Task prompt: Filter out all lines without the word "Abteilung" from the data below, please, and copy the rest.

Provided data:
'''

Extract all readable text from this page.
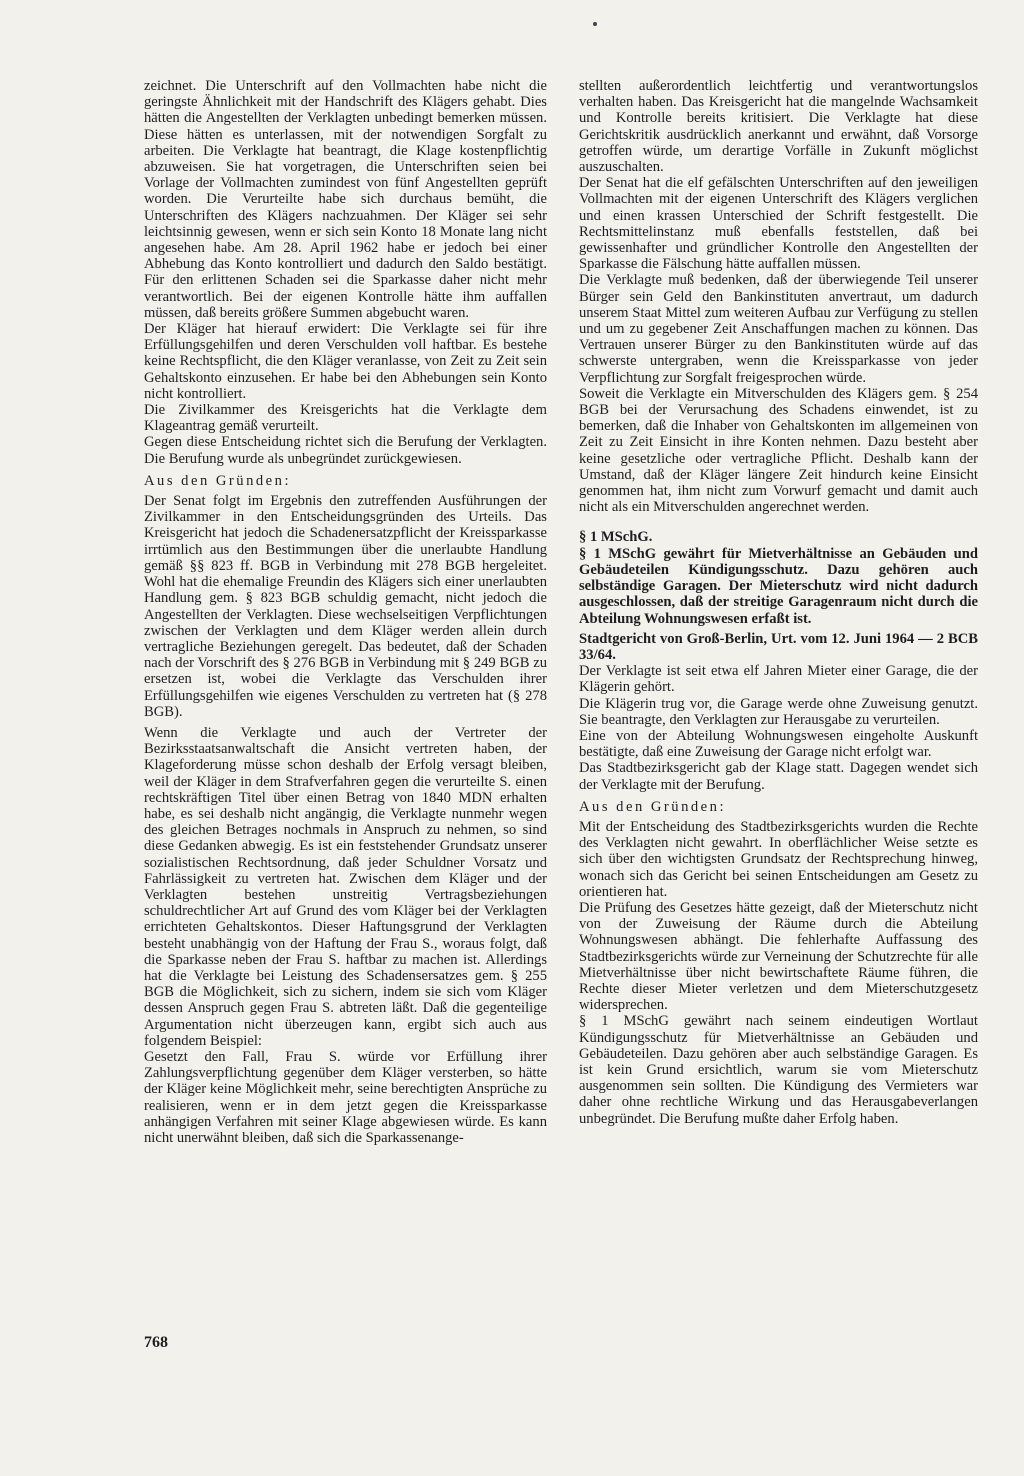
zeichnet. Die Unterschrift auf den Vollmachten habe nicht die geringste Ähnlichkeit mit der Handschrift des Klägers gehabt. Dies hätten die Angestellten der Verklagten unbedingt bemerken müssen. Diese hätten es unterlassen, mit der notwendigen Sorgfalt zu arbeiten. Die Verklagte hat beantragt, die Klage kostenpflichtig abzuweisen. Sie hat vorgetragen, die Unterschriften seien bei Vorlage der Vollmachten zumindest von fünf Angestellten geprüft worden. Die Verurteilte habe sich durchaus bemüht, die Unterschriften des Klägers nachzuahmen. Der Kläger sei sehr leichtsinnig gewesen, wenn er sich sein Konto 18 Monate lang nicht angesehen habe. Am 28. April 1962 habe er jedoch bei einer Abhebung das Konto kontrolliert und dadurch den Saldo bestätigt. Für den erlittenen Schaden sei die Sparkasse daher nicht mehr verantwortlich. Bei der eigenen Kontrolle hätte ihm auffallen müssen, daß bereits größere Summen abgebucht waren.

Der Kläger hat hierauf erwidert: Die Verklagte sei für ihre Erfüllungsgehilfen und deren Verschulden voll haftbar. Es bestehe keine Rechtspflicht, die den Kläger veranlasse, von Zeit zu Zeit sein Gehaltskonto einzusehen. Er habe bei den Abhebungen sein Konto nicht kontrolliert.

Die Zivilkammer des Kreisgerichts hat die Verklagte dem Klageantrag gemäß verurteilt.

Gegen diese Entscheidung richtet sich die Berufung der Verklagten. Die Berufung wurde als unbegründet zurückgewiesen.

Aus den Gründen:

Der Senat folgt im Ergebnis den zutreffenden Ausführungen der Zivilkammer in den Entscheidungsgründen des Urteils. Das Kreisgericht hat jedoch die Schadenersatzpflicht der Kreissparkasse irrtümlich aus den Bestimmungen über die unerlaubte Handlung gemäß §§ 823 ff. BGB in Verbindung mit 278 BGB hergeleitet. Wohl hat die ehemalige Freundin des Klägers sich einer unerlaubten Handlung gem. § 823 BGB schuldig gemacht, nicht jedoch die Angestellten der Verklagten. Diese wechselseitigen Verpflichtungen zwischen der Verklagten und dem Kläger werden allein durch vertragliche Beziehungen geregelt. Das bedeutet, daß der Schaden nach der Vorschrift des § 276 BGB in Verbindung mit § 249 BGB zu ersetzen ist, wobei die Verklagte das Verschulden ihrer Erfüllungsgehilfen wie eigenes Verschulden zu vertreten hat (§ 278 BGB).

Wenn die Verklagte und auch der Vertreter der Bezirksstaatsanwaltschaft die Ansicht vertreten haben, der Klageforderung müsse schon deshalb der Erfolg versagt bleiben, weil der Kläger in dem Strafverfahren gegen die verurteilte S. einen rechtskräftigen Titel über einen Betrag von 1840 MDN erhalten habe, es sei deshalb nicht angängig, die Verklagte nunmehr wegen des gleichen Betrages nochmals in Anspruch zu nehmen, so sind diese Gedanken abwegig. Es ist ein feststehender Grundsatz unserer sozialistischen Rechtsordnung, daß jeder Schuldner Vorsatz und Fahrlässigkeit zu vertreten hat. Zwischen dem Kläger und der Verklagten bestehen unstreitig Vertragsbeziehungen schuldrechtlicher Art auf Grund des vom Kläger bei der Verklagten errichteten Gehaltskontos. Dieser Haftungsgrund der Verklagten besteht unabhängig von der Haftung der Frau S., woraus folgt, daß die Sparkasse neben der Frau S. haftbar zu machen ist. Allerdings hat die Verklagte bei Leistung des Schadensersatzes gem. § 255 BGB die Möglichkeit, sich zu sichern, indem sie sich vom Kläger dessen Anspruch gegen Frau S. abtreten läßt. Daß die gegenteilige Argumentation nicht überzeugen kann, ergibt sich auch aus folgendem Beispiel:

Gesetzt den Fall, Frau S. würde vor Erfüllung ihrer Zahlungsverpflichtung gegenüber dem Kläger versterben, so hätte der Kläger keine Möglichkeit mehr, seine berechtigten Ansprüche zu realisieren, wenn er in dem jetzt gegen die Kreissparkasse anhängigen Verfahren mit seiner Klage abgewiesen würde. Es kann nicht unerwähnt bleiben, daß sich die Sparkassenange-

stellten außerordentlich leichtfertig und verantwortungslos verhalten haben. Das Kreisgericht hat die mangelnde Wachsamkeit und Kontrolle bereits kritisiert. Die Verklagte hat diese Gerichtskritik ausdrücklich anerkannt und erwähnt, daß Vorsorge getroffen würde, um derartige Vorfälle in Zukunft möglichst auszuschalten.

Der Senat hat die elf gefälschten Unterschriften auf den jeweiligen Vollmachten mit der eigenen Unterschrift des Klägers verglichen und einen krassen Unterschied der Schrift festgestellt. Die Rechtsmittelinstanz muß ebenfalls feststellen, daß bei gewissenhafter und gründlicher Kontrolle den Angestellten der Sparkasse die Fälschung hätte auffallen müssen.

Die Verklagte muß bedenken, daß der überwiegende Teil unserer Bürger sein Geld den Bankinstituten anvertraut, um dadurch unserem Staat Mittel zum weiteren Aufbau zur Verfügung zu stellen und um zu gegebener Zeit Anschaffungen machen zu können. Das Vertrauen unserer Bürger zu den Bankinstituten würde auf das schwerste untergraben, wenn die Kreissparkasse von jeder Verpflichtung zur Sorgfalt freigesprochen würde.

Soweit die Verklagte ein Mitverschulden des Klägers gem. § 254 BGB bei der Verursachung des Schadens einwendet, ist zu bemerken, daß die Inhaber von Gehaltskonten im allgemeinen von Zeit zu Zeit Einsicht in ihre Konten nehmen. Dazu besteht aber keine gesetzliche oder vertragliche Pflicht. Deshalb kann der Umstand, daß der Kläger längere Zeit hindurch keine Einsicht genommen hat, ihm nicht zum Vorwurf gemacht und damit auch nicht als ein Mitverschulden angerechnet werden.

§ 1 MSchG.

§ 1 MSchG gewährt für Mietverhältnisse an Gebäuden und Gebäudeteilen Kündigungsschutz. Dazu gehören auch selbständige Garagen. Der Mieterschutz wird nicht dadurch ausgeschlossen, daß der streitige Garagenraum nicht durch die Abteilung Wohnungswesen erfaßt ist.

Stadtgericht von Groß-Berlin, Urt. vom 12. Juni 1964 — 2 BCB 33/64.

Der Verklagte ist seit etwa elf Jahren Mieter einer Garage, die der Klägerin gehört.

Die Klägerin trug vor, die Garage werde ohne Zuweisung genutzt. Sie beantragte, den Verklagten zur Herausgabe zu verurteilen.

Eine von der Abteilung Wohnungswesen eingeholte Auskunft bestätigte, daß eine Zuweisung der Garage nicht erfolgt war.

Das Stadtbezirksgericht gab der Klage statt. Dagegen wendet sich der Verklagte mit der Berufung.

Aus den Gründen:

Mit der Entscheidung des Stadtbezirksgerichts wurden die Rechte des Verklagten nicht gewahrt. In oberflächlicher Weise setzte es sich über den wichtigsten Grundsatz der Rechtsprechung hinweg, wonach sich das Gericht bei seinen Entscheidungen am Gesetz zu orientieren hat.

Die Prüfung des Gesetzes hätte gezeigt, daß der Mieterschutz nicht von der Zuweisung der Räume durch die Abteilung Wohnungswesen abhängt. Die fehlerhafte Auffassung des Stadtbezirksgerichts würde zur Verneinung der Schutzrechte für alle Mietverhältnisse über nicht bewirtschaftete Räume führen, die Rechte dieser Mieter verletzen und dem Mieterschutzgesetz widersprechen.

§ 1 MSchG gewährt nach seinem eindeutigen Wortlaut Kündigungsschutz für Mietverhältnisse an Gebäuden und Gebäudeteilen. Dazu gehören aber auch selbständige Garagen. Es ist kein Grund ersichtlich, warum sie vom Mieterschutz ausgenommen sein sollten. Die Kündigung des Vermieters war daher ohne rechtliche Wirkung und das Herausgabeverlangen unbegründet. Die Berufung mußte daher Erfolg haben.

768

'''

Answer to this task:
§ 1 MSchG gewährt für Mietverhältnisse an Gebäuden und Gebäudeteilen Kündigungsschutz. Dazu gehören auch selbständige Garagen. Der Mieterschutz wird nicht dadurch ausgeschlossen, daß der streitige Garagenraum nicht durch die Abteilung Wohnungswesen erfaßt ist.
Eine von der Abteilung Wohnungswesen eingeholte Auskunft bestätigte, daß eine Zuweisung der Garage nicht erfolgt war.
Die Prüfung des Gesetzes hätte gezeigt, daß der Mieterschutz nicht von der Zuweisung der Räume durch die Abteilung Wohnungswesen abhängt. Die fehlerhafte Auffassung des Stadtbezirksgerichts würde zur Verneinung der Schutzrechte für alle Mietverhältnisse über nicht bewirtschaftete Räume führen, die Rechte dieser Mieter verletzen und dem Mieterschutzgesetz widersprechen.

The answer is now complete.